[Stored records]
■ ■ ■ ■ ■

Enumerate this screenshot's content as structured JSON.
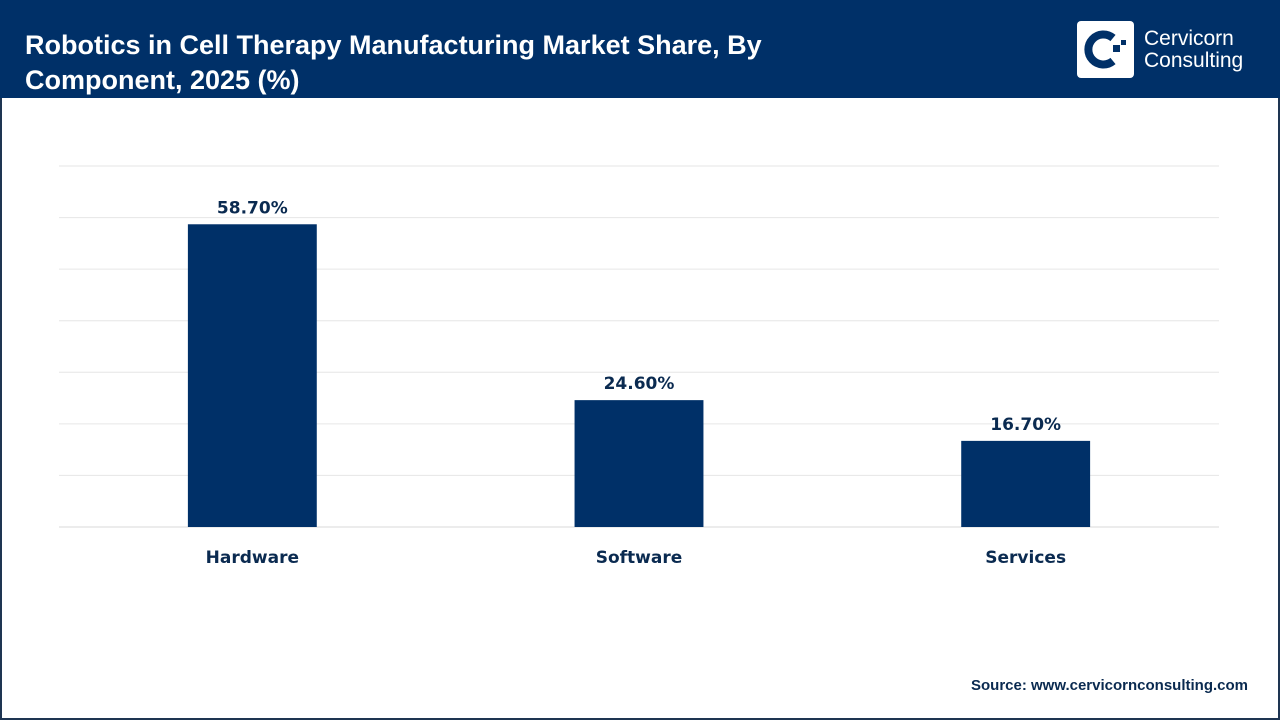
{
  "header": {
    "title": "Robotics in Cell Therapy Manufacturing Market Share, By Component, 2025 (%)",
    "logo_line1": "Cervicorn",
    "logo_line2": "Consulting"
  },
  "colors": {
    "header_bg": "#003068",
    "bar": "#003068",
    "label": "#0a2a50",
    "grid": "#e6e6e6"
  },
  "chart_data": {
    "type": "bar",
    "title": "Robotics in Cell Therapy Manufacturing Market Share, By Component, 2025 (%)",
    "categories": [
      "Hardware",
      "Software",
      "Services"
    ],
    "values": [
      58.7,
      24.6,
      16.7
    ],
    "data_labels": [
      "58.70%",
      "24.60%",
      "16.70%"
    ],
    "ylim": [
      0,
      70
    ],
    "grid": true,
    "y_axis_labels_shown": false,
    "legend": "none"
  },
  "footer": {
    "source": "Source: www.cervicornconsulting.com"
  }
}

■ ■ ■ ■ ■

WHAT IS REQUIRED -
Repeat the records above verbatim, with no pictures in the result.

EXERCISE RESULT -
Enumerate this screenshot's content as structured JSON.
{
  "header": {
    "title": "Robotics in Cell Therapy Manufacturing Market Share, By Component, 2025 (%)",
    "logo_line1": "Cervicorn",
    "logo_line2": "Consulting"
  },
  "colors": {
    "header_bg": "#003068",
    "bar": "#003068",
    "label": "#0a2a50",
    "grid": "#e6e6e6"
  },
  "chart_data": {
    "type": "bar",
    "title": "Robotics in Cell Therapy Manufacturing Market Share, By Component, 2025 (%)",
    "categories": [
      "Hardware",
      "Software",
      "Services"
    ],
    "values": [
      58.7,
      24.6,
      16.7
    ],
    "data_labels": [
      "58.70%",
      "24.60%",
      "16.70%"
    ],
    "ylim": [
      0,
      70
    ],
    "grid": true,
    "y_axis_labels_shown": false,
    "legend": "none"
  },
  "footer": {
    "source": "Source: www.cervicornconsulting.com"
  }
}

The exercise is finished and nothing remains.